(Data listing)
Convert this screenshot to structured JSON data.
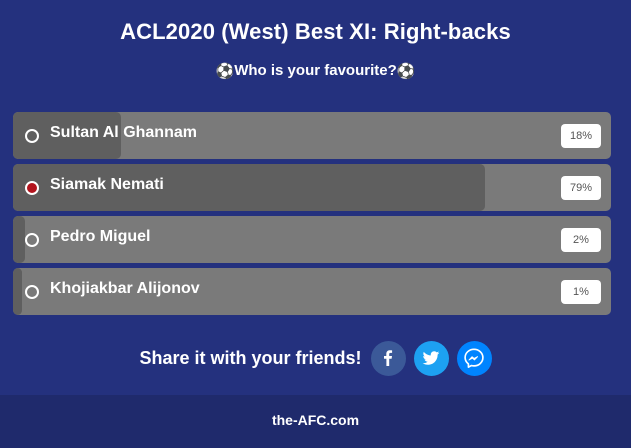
{
  "poll": {
    "title": "ACL2020 (West) Best XI: Right-backs",
    "subtitle": "Who is your favourite?",
    "subtitle_icon": "⚽",
    "options": [
      {
        "label": "Sultan Al Ghannam",
        "percent_text": "18%",
        "percent": 18,
        "selected": false
      },
      {
        "label": "Siamak Nemati",
        "percent_text": "79%",
        "percent": 79,
        "selected": true
      },
      {
        "label": "Pedro Miguel",
        "percent_text": "2%",
        "percent": 2,
        "selected": false
      },
      {
        "label": "Khojiakbar Alijonov",
        "percent_text": "1%",
        "percent": 1,
        "selected": false
      }
    ]
  },
  "share": {
    "text": "Share it with your friends!",
    "buttons": [
      {
        "icon": "facebook-icon",
        "color": "#3b5998"
      },
      {
        "icon": "twitter-icon",
        "color": "#1da1f2"
      },
      {
        "icon": "messenger-icon",
        "color": "#0084ff"
      }
    ]
  },
  "footer": {
    "text": "the-AFC.com"
  },
  "colors": {
    "background": "#24317e",
    "footer_background": "#1f2a6c",
    "bar_track": "#7a7a7a",
    "bar_fill": "#5f5f5f",
    "selected_radio": "#b3141e"
  }
}
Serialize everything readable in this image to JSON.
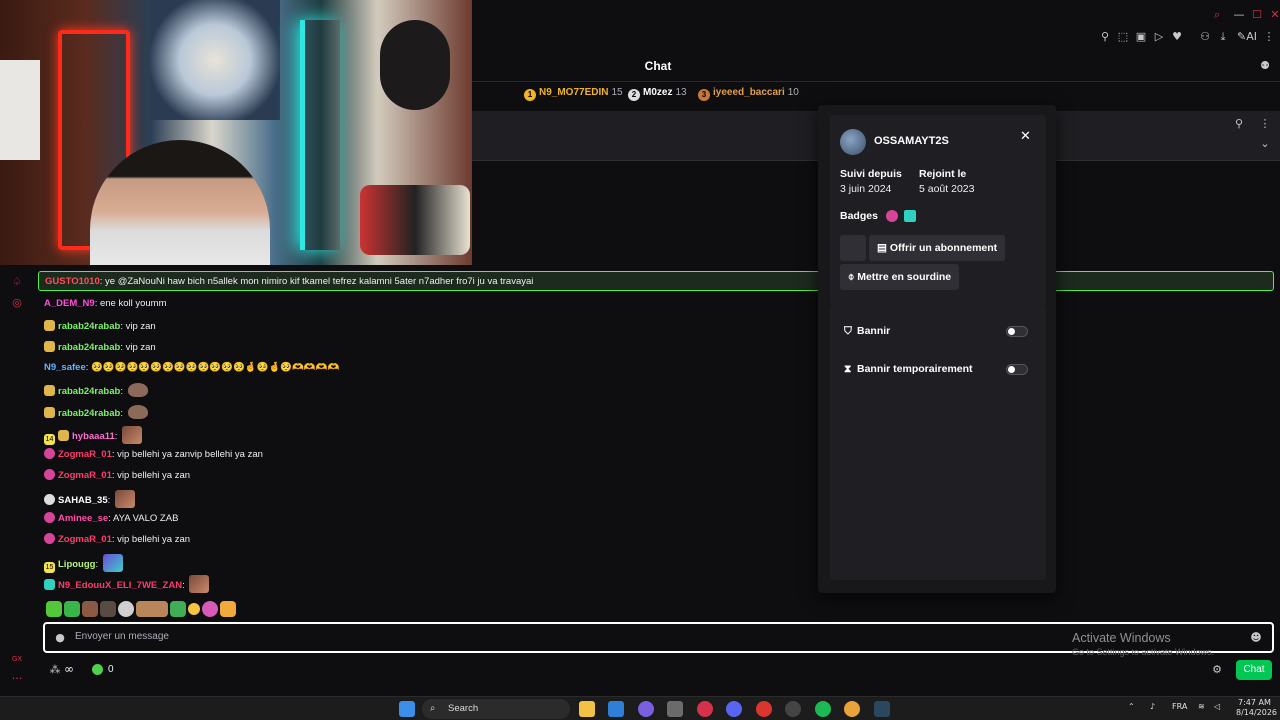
{
  "chat_header": {
    "title": "Chat"
  },
  "leaderboard": [
    {
      "rank": "1",
      "name": "N9_MO77EDIN",
      "score": "15",
      "color": "#f0b429"
    },
    {
      "rank": "2",
      "name": "M0zez",
      "score": "13",
      "color": "#ffffff"
    },
    {
      "rank": "3",
      "name": "iyeeed_baccari",
      "score": "10",
      "color": "#e0a04b"
    }
  ],
  "highlighted_message": {
    "user": "GUSTO1010",
    "user_color": "#ff4f5a",
    "text": "ye @ZaNouNi haw bich n5allek mon nimiro kif tkamel tefrez kalamni 5ater n7adher fro7i ju va travayai"
  },
  "messages": [
    {
      "user": "A_DEM_N9",
      "color": "#ff4fd8",
      "text": "ene koll youmm",
      "badge": "",
      "emotes": 0
    },
    {
      "user": "rabab24rabab",
      "color": "#7cf26b",
      "text": "vip zan",
      "badge": "gift",
      "emotes": 0
    },
    {
      "user": "rabab24rabab",
      "color": "#7cf26b",
      "text": "vip zan",
      "badge": "gift",
      "emotes": 0
    },
    {
      "user": "N9_safee",
      "color": "#6ab0ff",
      "text": "",
      "badge": "",
      "emotes": 0,
      "emoji_row": "🥺🥺🥺🥺🥺🥺🥺🥺🥺🥺🥺🥺🥺🤞🥺🤞🥺🫶🫶🫶🫶"
    },
    {
      "user": "rabab24rabab",
      "color": "#7cf26b",
      "text": "",
      "badge": "gift",
      "emotes": 1
    },
    {
      "user": "rabab24rabab",
      "color": "#7cf26b",
      "text": "",
      "badge": "gift",
      "emotes": 1
    },
    {
      "user": "hybaaa11",
      "color": "#ff6fd0",
      "text": "",
      "badge": "14",
      "emotes": 1
    },
    {
      "user": "ZogmaR_01",
      "color": "#ff3b6b",
      "text": "vip bellehi ya zanvip bellehi ya zan",
      "badge": "sub",
      "emotes": 0
    },
    {
      "user": "ZogmaR_01",
      "color": "#ff3b6b",
      "text": "vip bellehi ya zan",
      "badge": "sub",
      "emotes": 0
    },
    {
      "user": "SAHAB_35",
      "color": "#ffffff",
      "text": "",
      "badge": "round",
      "emotes": 1
    },
    {
      "user": "Aminee_se",
      "color": "#ff4fa8",
      "text": "AYA VALO ZAB",
      "badge": "sub",
      "emotes": 0
    },
    {
      "user": "ZogmaR_01",
      "color": "#ff3b6b",
      "text": "vip bellehi ya zan",
      "badge": "sub",
      "emotes": 0
    },
    {
      "user": "Lipougg",
      "color": "#b9f27c",
      "text": "",
      "badge": "15",
      "emotes": 1
    },
    {
      "user": "N9_EdouuX_ELI_7WE_ZAN",
      "color": "#ff3b6b",
      "text": "",
      "badge": "og",
      "emotes": 1
    }
  ],
  "input": {
    "placeholder": "Envoyer un message"
  },
  "watermark": {
    "title": "Activate Windows",
    "subtitle": "Go to Settings to activate Windows."
  },
  "bottom": {
    "points": "0",
    "infinity": "∞",
    "chat_button": "Chat"
  },
  "user_card": {
    "username": "OSSAMAYT2S",
    "followed_label": "Suivi depuis",
    "followed_value": "3 juin 2024",
    "joined_label": "Rejoint le",
    "joined_value": "5 août 2023",
    "badges_label": "Badges",
    "gift_button": "Offrir un abonnement",
    "mute_button": "Mettre en sourdine",
    "ban_label": "Bannir",
    "timeout_label": "Bannir temporairement"
  },
  "taskbar": {
    "search": "Search",
    "language": "FRA",
    "time": "7:47 AM",
    "date": "8/14/2026"
  },
  "colors": {
    "accent_green": "#00c853",
    "highlight_border": "#4ff051",
    "kick_dark": "#0e0e10"
  }
}
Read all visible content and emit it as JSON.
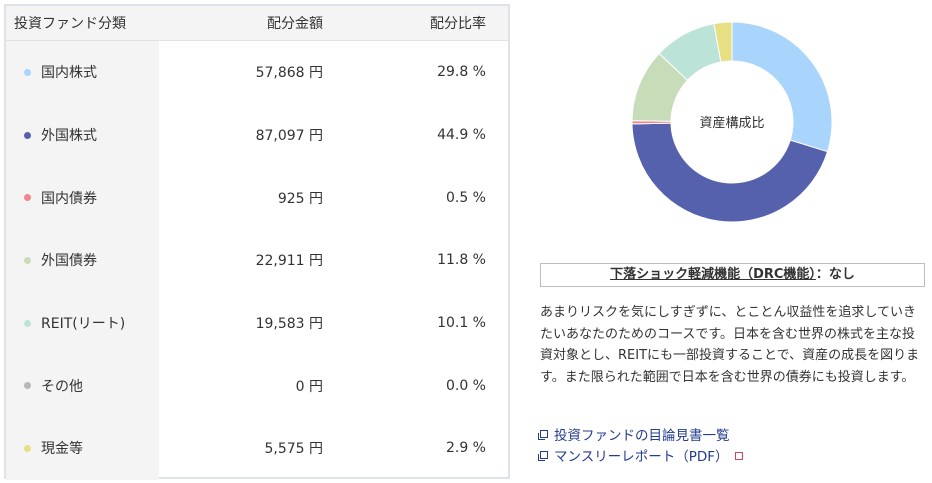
{
  "table": {
    "headers": {
      "category": "投資ファンド分類",
      "amount": "配分金額",
      "ratio": "配分比率"
    },
    "rows": [
      {
        "name": "国内株式",
        "amount": "57,868 円",
        "ratio": "29.8 %",
        "color": "#a9d4fb",
        "percent": 29.8
      },
      {
        "name": "外国株式",
        "amount": "87,097 円",
        "ratio": "44.9 %",
        "color": "#5661ae",
        "percent": 44.9
      },
      {
        "name": "国内債券",
        "amount": "925 円",
        "ratio": "0.5 %",
        "color": "#f2858c",
        "percent": 0.5
      },
      {
        "name": "外国債券",
        "amount": "22,911 円",
        "ratio": "11.8 %",
        "color": "#c7dcb8",
        "percent": 11.8
      },
      {
        "name": "REIT(リート)",
        "amount": "19,583 円",
        "ratio": "10.1 %",
        "color": "#bce3d8",
        "percent": 10.1
      },
      {
        "name": "その他",
        "amount": "0 円",
        "ratio": "0.0 %",
        "color": "#b8b8b8",
        "percent": 0.0
      },
      {
        "name": "現金等",
        "amount": "5,575 円",
        "ratio": "2.9 %",
        "color": "#e6df84",
        "percent": 2.9
      }
    ]
  },
  "chart": {
    "center_label": "資産構成比"
  },
  "drc": {
    "label": "下落ショック軽減機能（DRC機能）",
    "value": "：なし"
  },
  "description": "あまりリスクを気にしすぎずに、とことん収益性を追求していきたいあなたのためのコースです。日本を含む世界の株式を主な投資対象とし、REITにも一部投資することで、資産の成長を図ります。また限られた範囲で日本を含む世界の債券にも投資します。",
  "links": [
    {
      "label": "投資ファンドの目論見書一覧",
      "pdf": false
    },
    {
      "label": "マンスリーレポート（PDF）",
      "pdf": true
    }
  ]
}
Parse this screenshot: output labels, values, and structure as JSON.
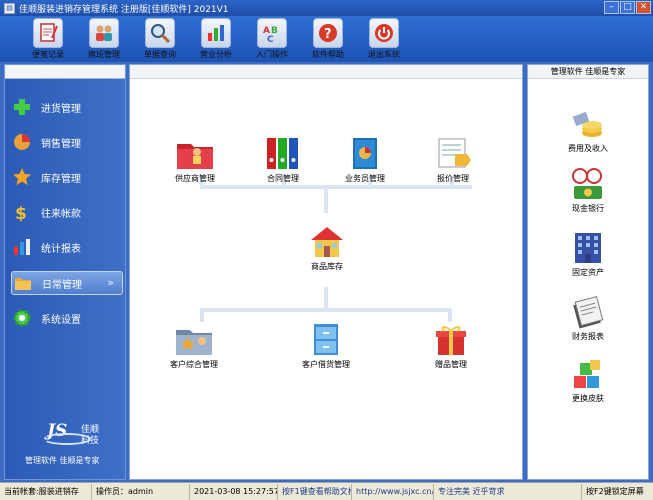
{
  "window": {
    "title": "佳顺服装进销存管理系统 注册版[佳顺软件] 2021V1",
    "app_icon": "app-icon"
  },
  "toolbar": {
    "items": [
      {
        "label": "便笺记录",
        "icon": "notepad-icon"
      },
      {
        "label": "换班管理",
        "icon": "users-icon"
      },
      {
        "label": "单据查询",
        "icon": "magnifier-icon"
      },
      {
        "label": "营业分析",
        "icon": "bar-chart-icon"
      },
      {
        "label": "入门操作",
        "icon": "abc-blocks-icon"
      },
      {
        "label": "软件帮助",
        "icon": "help-icon"
      },
      {
        "label": "退出系统",
        "icon": "power-icon"
      }
    ]
  },
  "sidebar": {
    "items": [
      {
        "label": "进货管理",
        "icon": "plus-icon"
      },
      {
        "label": "销售管理",
        "icon": "pie-chart-icon"
      },
      {
        "label": "库存管理",
        "icon": "star-icon"
      },
      {
        "label": "往来帐款",
        "icon": "dollar-icon"
      },
      {
        "label": "统计报表",
        "icon": "bar-chart-icon"
      },
      {
        "label": "日常管理",
        "icon": "folder-icon",
        "active": true,
        "chevron": "»"
      },
      {
        "label": "系统设置",
        "icon": "gear-icon"
      }
    ],
    "logo_text": "JS",
    "brand_line1": "佳顺",
    "brand_line2": "科技",
    "slogan": "管理软件 佳顺是专家"
  },
  "center": {
    "top_nodes": [
      {
        "label": "供应商管理",
        "icon": "supplier-folder-icon"
      },
      {
        "label": "合同管理",
        "icon": "binders-icon"
      },
      {
        "label": "业务员管理",
        "icon": "book-icon"
      },
      {
        "label": "报价管理",
        "icon": "price-tag-icon"
      }
    ],
    "hub": {
      "label": "商品库存",
      "icon": "house-icon"
    },
    "bottom_nodes": [
      {
        "label": "客户综合管理",
        "icon": "customer-folder-icon"
      },
      {
        "label": "客户借货管理",
        "icon": "cabinet-icon"
      },
      {
        "label": "赠品管理",
        "icon": "gift-icon"
      }
    ]
  },
  "right": {
    "header": "管理软件 佳顺是专家",
    "items": [
      {
        "label": "费用及收入",
        "icon": "coins-icon"
      },
      {
        "label": "现金银行",
        "icon": "cash-icon"
      },
      {
        "label": "固定资产",
        "icon": "building-icon"
      },
      {
        "label": "财务报表",
        "icon": "report-icon"
      },
      {
        "label": "更换皮肤",
        "icon": "cubes-icon"
      }
    ]
  },
  "status": {
    "account": "当前帐套:服装进销存",
    "operator": "操作员：admin",
    "datetime": "2021-03-08 15:27:57",
    "help": "按F1键查看帮助文档",
    "url": "http://www.jsjxc.cn/",
    "motto": "专注完美 近乎苛求",
    "lock": "按F2键锁定屏幕"
  }
}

■ WORK TO BE COMPLETED
Report each line in the preceding entries that holds the string "screenshot".

■ WORKED SOLUTION
Convert this screenshot to structured JSON data.
Parse this screenshot: output labels, values, and structure as JSON.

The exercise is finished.